Task brief
Identify each line containing the word "water" and copy it.

** start of Records for processing **

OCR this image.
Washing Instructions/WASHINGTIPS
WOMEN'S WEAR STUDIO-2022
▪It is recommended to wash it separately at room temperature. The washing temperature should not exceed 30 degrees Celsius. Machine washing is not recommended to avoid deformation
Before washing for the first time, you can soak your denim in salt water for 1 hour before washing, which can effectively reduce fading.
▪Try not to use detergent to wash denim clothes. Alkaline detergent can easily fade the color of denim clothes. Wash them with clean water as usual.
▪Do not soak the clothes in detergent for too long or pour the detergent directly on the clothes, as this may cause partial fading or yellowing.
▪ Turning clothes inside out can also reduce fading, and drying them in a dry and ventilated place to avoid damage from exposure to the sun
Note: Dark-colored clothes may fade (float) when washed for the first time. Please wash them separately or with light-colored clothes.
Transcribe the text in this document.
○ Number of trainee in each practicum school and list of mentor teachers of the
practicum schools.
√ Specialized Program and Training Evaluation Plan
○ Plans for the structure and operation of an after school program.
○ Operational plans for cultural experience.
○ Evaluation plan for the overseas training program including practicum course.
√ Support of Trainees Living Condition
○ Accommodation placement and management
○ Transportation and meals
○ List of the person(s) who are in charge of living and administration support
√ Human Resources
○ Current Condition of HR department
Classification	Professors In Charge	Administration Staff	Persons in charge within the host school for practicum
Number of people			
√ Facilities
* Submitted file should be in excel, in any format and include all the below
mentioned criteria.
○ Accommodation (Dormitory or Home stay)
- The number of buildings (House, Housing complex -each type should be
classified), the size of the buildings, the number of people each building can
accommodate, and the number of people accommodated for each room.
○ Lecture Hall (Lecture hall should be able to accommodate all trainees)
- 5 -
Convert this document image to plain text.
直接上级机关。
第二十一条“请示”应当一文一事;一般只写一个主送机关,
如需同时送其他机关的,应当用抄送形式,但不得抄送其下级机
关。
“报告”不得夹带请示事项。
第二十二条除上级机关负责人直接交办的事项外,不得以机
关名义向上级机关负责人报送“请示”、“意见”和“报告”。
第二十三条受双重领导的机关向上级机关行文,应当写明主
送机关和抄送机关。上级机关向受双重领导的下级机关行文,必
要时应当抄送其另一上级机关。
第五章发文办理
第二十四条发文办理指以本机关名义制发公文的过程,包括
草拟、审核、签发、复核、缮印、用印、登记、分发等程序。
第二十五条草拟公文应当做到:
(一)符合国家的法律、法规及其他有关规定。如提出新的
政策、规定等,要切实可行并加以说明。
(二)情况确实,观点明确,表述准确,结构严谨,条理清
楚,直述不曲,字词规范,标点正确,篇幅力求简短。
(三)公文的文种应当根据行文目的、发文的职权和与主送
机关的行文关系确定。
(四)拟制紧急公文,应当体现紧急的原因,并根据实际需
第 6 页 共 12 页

** end of Records for processing **

Task answer
Before washing for the first time, you can soak your denim in salt water for 1 hour before washing, which can effectively reduce fading.
▪Try not to use detergent to wash denim clothes. Alkaline detergent can easily fade the color of denim clothes. Wash them with clean water as usual.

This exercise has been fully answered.